WHAT THIS TASK INVOLVES:
Copy out the listing that follows, exact in every word, and skip the images.

RAW DATA:

•••

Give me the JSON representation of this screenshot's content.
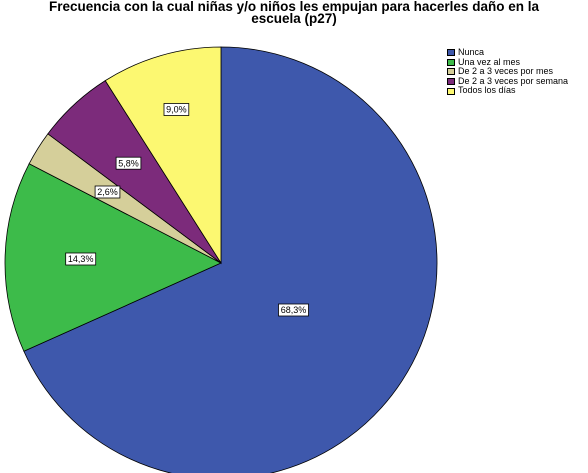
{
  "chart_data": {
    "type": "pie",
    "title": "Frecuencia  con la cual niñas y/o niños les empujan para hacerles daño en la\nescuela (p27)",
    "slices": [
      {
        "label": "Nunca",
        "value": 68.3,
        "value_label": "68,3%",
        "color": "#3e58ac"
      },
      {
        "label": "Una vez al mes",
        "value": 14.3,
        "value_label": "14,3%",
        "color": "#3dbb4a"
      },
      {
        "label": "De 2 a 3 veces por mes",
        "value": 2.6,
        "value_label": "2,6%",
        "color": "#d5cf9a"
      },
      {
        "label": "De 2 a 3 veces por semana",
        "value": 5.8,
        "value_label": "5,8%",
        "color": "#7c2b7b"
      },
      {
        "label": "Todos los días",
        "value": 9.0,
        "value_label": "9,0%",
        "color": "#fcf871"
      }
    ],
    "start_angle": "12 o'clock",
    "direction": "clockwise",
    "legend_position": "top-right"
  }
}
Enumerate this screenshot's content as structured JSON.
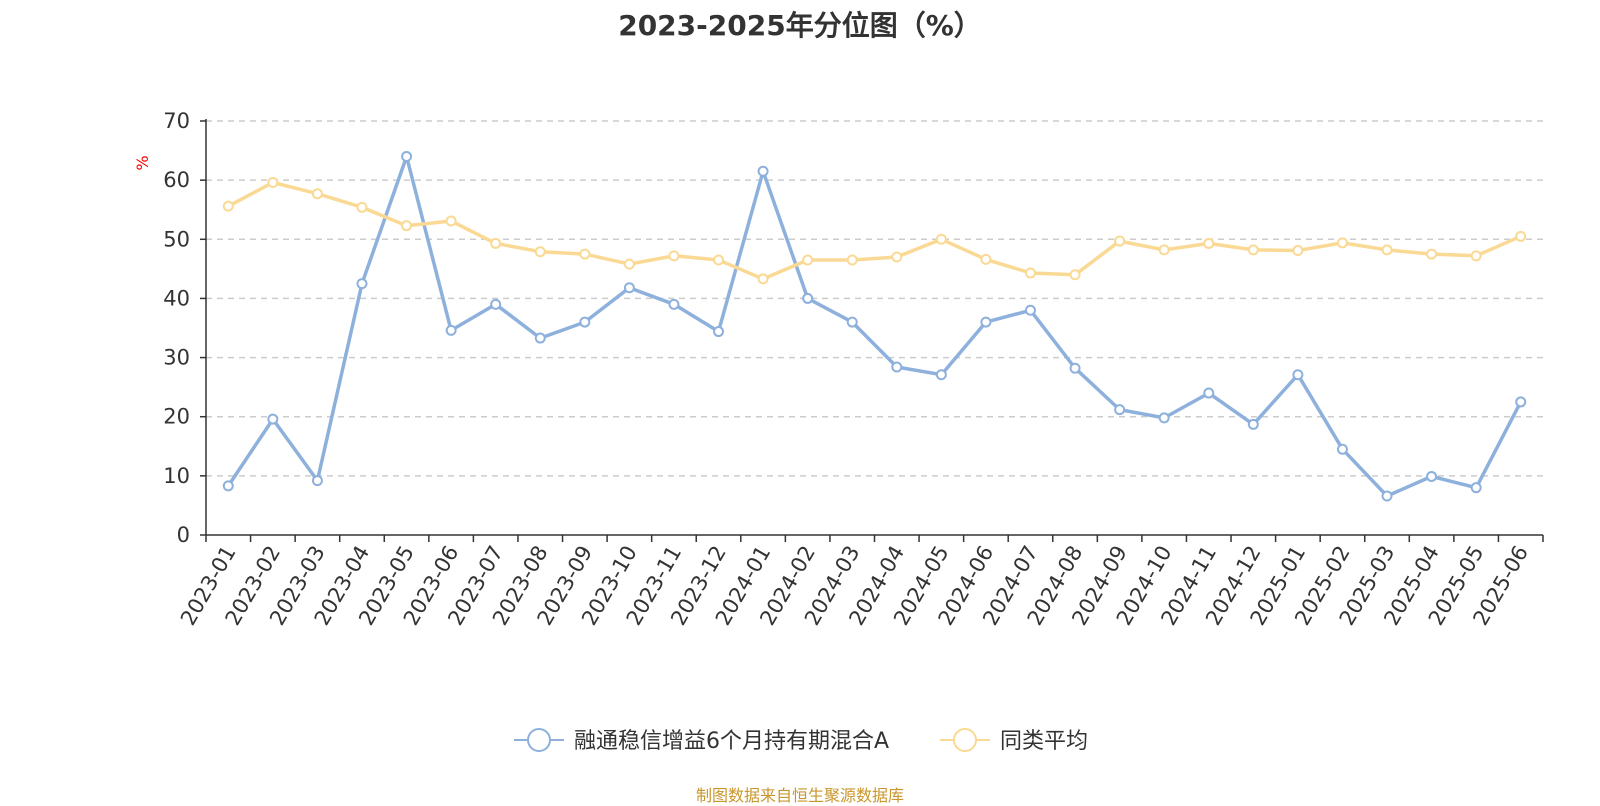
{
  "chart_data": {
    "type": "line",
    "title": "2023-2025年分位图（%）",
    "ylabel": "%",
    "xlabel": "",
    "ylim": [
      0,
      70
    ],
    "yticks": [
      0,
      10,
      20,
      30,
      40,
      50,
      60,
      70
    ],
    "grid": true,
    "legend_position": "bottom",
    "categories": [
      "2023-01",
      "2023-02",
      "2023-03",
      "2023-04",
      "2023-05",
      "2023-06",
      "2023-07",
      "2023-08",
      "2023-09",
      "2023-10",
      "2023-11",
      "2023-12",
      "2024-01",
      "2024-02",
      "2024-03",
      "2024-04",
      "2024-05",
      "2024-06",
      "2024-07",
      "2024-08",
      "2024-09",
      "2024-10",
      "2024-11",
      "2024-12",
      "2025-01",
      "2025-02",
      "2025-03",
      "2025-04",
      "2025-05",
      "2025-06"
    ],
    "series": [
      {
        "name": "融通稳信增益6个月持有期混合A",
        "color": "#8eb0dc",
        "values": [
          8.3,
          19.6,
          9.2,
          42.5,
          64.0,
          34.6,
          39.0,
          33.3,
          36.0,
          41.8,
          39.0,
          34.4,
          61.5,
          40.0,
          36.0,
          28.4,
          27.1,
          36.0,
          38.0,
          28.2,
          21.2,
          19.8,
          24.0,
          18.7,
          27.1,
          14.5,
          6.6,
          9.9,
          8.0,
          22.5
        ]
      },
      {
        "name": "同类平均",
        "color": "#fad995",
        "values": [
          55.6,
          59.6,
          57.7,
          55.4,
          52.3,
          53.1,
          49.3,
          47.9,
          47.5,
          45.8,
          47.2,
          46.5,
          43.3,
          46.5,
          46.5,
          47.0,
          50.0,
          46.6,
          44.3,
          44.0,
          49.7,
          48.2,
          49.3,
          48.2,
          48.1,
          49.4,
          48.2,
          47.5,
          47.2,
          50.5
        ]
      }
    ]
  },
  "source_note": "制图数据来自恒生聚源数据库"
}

•••

EXERCISE RESULT:
Give me the JSON representation of this screenshot's content.
{
  "chart_data": {
    "type": "pie",
    "title": "Frecuencia  con la cual niñas y/o niños les empujan para hacerles daño en la\nescuela (p27)",
    "slices": [
      {
        "label": "Nunca",
        "value": 68.3,
        "value_label": "68,3%",
        "color": "#3e58ac"
      },
      {
        "label": "Una vez al mes",
        "value": 14.3,
        "value_label": "14,3%",
        "color": "#3dbb4a"
      },
      {
        "label": "De 2 a 3 veces por mes",
        "value": 2.6,
        "value_label": "2,6%",
        "color": "#d5cf9a"
      },
      {
        "label": "De 2 a 3 veces por semana",
        "value": 5.8,
        "value_label": "5,8%",
        "color": "#7c2b7b"
      },
      {
        "label": "Todos los días",
        "value": 9.0,
        "value_label": "9,0%",
        "color": "#fcf871"
      }
    ],
    "start_angle": "12 o'clock",
    "direction": "clockwise",
    "legend_position": "top-right"
  }
}
Enumerate this screenshot's content as structured JSON.
{
  "chart_data": {
    "type": "line",
    "title": "2023-2025年分位图（%）",
    "ylabel": "%",
    "xlabel": "",
    "ylim": [
      0,
      70
    ],
    "yticks": [
      0,
      10,
      20,
      30,
      40,
      50,
      60,
      70
    ],
    "grid": true,
    "legend_position": "bottom",
    "categories": [
      "2023-01",
      "2023-02",
      "2023-03",
      "2023-04",
      "2023-05",
      "2023-06",
      "2023-07",
      "2023-08",
      "2023-09",
      "2023-10",
      "2023-11",
      "2023-12",
      "2024-01",
      "2024-02",
      "2024-03",
      "2024-04",
      "2024-05",
      "2024-06",
      "2024-07",
      "2024-08",
      "2024-09",
      "2024-10",
      "2024-11",
      "2024-12",
      "2025-01",
      "2025-02",
      "2025-03",
      "2025-04",
      "2025-05",
      "2025-06"
    ],
    "series": [
      {
        "name": "融通稳信增益6个月持有期混合A",
        "color": "#8eb0dc",
        "values": [
          8.3,
          19.6,
          9.2,
          42.5,
          64.0,
          34.6,
          39.0,
          33.3,
          36.0,
          41.8,
          39.0,
          34.4,
          61.5,
          40.0,
          36.0,
          28.4,
          27.1,
          36.0,
          38.0,
          28.2,
          21.2,
          19.8,
          24.0,
          18.7,
          27.1,
          14.5,
          6.6,
          9.9,
          8.0,
          22.5
        ]
      },
      {
        "name": "同类平均",
        "color": "#fad995",
        "values": [
          55.6,
          59.6,
          57.7,
          55.4,
          52.3,
          53.1,
          49.3,
          47.9,
          47.5,
          45.8,
          47.2,
          46.5,
          43.3,
          46.5,
          46.5,
          47.0,
          50.0,
          46.6,
          44.3,
          44.0,
          49.7,
          48.2,
          49.3,
          48.2,
          48.1,
          49.4,
          48.2,
          47.5,
          47.2,
          50.5
        ]
      }
    ]
  },
  "source_note": "制图数据来自恒生聚源数据库"
}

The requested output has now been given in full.